Reproduce all of the data that follows, character for character.

━━━━

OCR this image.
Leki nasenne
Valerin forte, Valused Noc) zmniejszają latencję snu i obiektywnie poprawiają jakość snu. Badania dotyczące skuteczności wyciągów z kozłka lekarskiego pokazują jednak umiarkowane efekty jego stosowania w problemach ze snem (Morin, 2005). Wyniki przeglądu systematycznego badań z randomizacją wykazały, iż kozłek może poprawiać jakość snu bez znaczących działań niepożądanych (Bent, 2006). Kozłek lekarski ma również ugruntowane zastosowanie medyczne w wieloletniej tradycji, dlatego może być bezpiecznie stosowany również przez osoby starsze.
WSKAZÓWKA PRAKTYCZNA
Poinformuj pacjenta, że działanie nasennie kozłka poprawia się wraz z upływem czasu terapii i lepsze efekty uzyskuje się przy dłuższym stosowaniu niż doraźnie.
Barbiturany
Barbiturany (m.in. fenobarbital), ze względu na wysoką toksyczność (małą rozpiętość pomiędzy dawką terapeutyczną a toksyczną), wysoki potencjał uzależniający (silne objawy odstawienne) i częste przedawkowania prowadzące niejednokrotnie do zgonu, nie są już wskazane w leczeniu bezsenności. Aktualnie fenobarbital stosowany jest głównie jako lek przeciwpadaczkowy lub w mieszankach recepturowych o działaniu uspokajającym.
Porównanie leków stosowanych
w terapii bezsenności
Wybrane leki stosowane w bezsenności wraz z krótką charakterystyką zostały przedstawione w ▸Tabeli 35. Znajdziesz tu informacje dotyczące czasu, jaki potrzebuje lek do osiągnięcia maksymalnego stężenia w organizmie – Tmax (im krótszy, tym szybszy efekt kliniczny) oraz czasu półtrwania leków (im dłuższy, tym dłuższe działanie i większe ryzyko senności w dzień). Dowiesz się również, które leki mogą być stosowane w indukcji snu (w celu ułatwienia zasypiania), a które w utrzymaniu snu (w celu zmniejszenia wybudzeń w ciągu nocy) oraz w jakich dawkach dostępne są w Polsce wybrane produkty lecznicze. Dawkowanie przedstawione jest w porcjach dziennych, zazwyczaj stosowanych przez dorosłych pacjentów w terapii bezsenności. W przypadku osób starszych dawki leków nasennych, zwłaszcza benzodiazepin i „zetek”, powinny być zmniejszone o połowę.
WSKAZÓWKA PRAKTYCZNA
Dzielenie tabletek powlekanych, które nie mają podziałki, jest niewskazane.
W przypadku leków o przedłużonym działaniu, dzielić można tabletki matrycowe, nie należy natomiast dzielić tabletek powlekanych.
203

━━━━

● **The answer**:
OCR this image.
Leki nasenne
Valerin forte, Valused Noc) zmniejszają latencję snu i obiektywnie poprawiają jakość snu. Badania dotyczące skuteczności wyciągów z kozłka lekarskiego pokazują jednak umiarkowane efekty jego stosowania w problemach ze snem (Morin, 2005). Wyniki przeglądu systematycznego badań z randomizacją wykazały, iż kozłek może poprawiać jakość snu bez znaczących działań niepożądanych (Bent, 2006). Kozłek lekarski ma również ugruntowane zastosowanie medyczne w wieloletniej tradycji, dlatego może być bezpiecznie stosowany również przez osoby starsze.
WSKAZÓWKA PRAKTYCZNA
Poinformuj pacjenta, że działanie nasennie kozłka poprawia się wraz z upływem czasu terapii i lepsze efekty uzyskuje się przy dłuższym stosowaniu niż doraźnie.
Barbiturany
Barbiturany (m.in. fenobarbital), ze względu na wysoką toksyczność (małą rozpiętość pomiędzy dawką terapeutyczną a toksyczną), wysoki potencjał uzależniający (silne objawy odstawienne) i częste przedawkowania prowadzące niejednokrotnie do zgonu, nie są już wskazane w leczeniu bezsenności. Aktualnie fenobarbital stosowany jest głównie jako lek przeciwpadaczkowy lub w mieszankach recepturowych o działaniu uspokajającym.
Porównanie leków stosowanych
w terapii bezsenności
Wybrane leki stosowane w bezsenności wraz z krótką charakterystyką zostały przedstawione w ▸Tabeli 35. Znajdziesz tu informacje dotyczące czasu, jaki potrzebuje lek do osiągnięcia maksymalnego stężenia w organizmie – Tmax (im krótszy, tym szybszy efekt kliniczny) oraz czasu półtrwania leków (im dłuższy, tym dłuższe działanie i większe ryzyko senności w dzień). Dowiesz się również, które leki mogą być stosowane w indukcji snu (w celu ułatwienia zasypiania), a które w utrzymaniu snu (w celu zmniejszenia wybudzeń w ciągu nocy) oraz w jakich dawkach dostępne są w Polsce wybrane produkty lecznicze. Dawkowanie przedstawione jest w porcjach dziennych, zazwyczaj stosowanych przez dorosłych pacjentów w terapii bezsenności. W przypadku osób starszych dawki leków nasennych, zwłaszcza benzodiazepin i „zetek”, powinny być zmniejszone o połowę.
WSKAZÓWKA PRAKTYCZNA
Dzielenie tabletek powlekanych, które nie mają podziałki, jest niewskazane.
W przypadku leków o przedłużonym działaniu, dzielić można tabletki matrycowe, nie należy natomiast dzielić tabletek powlekanych.
203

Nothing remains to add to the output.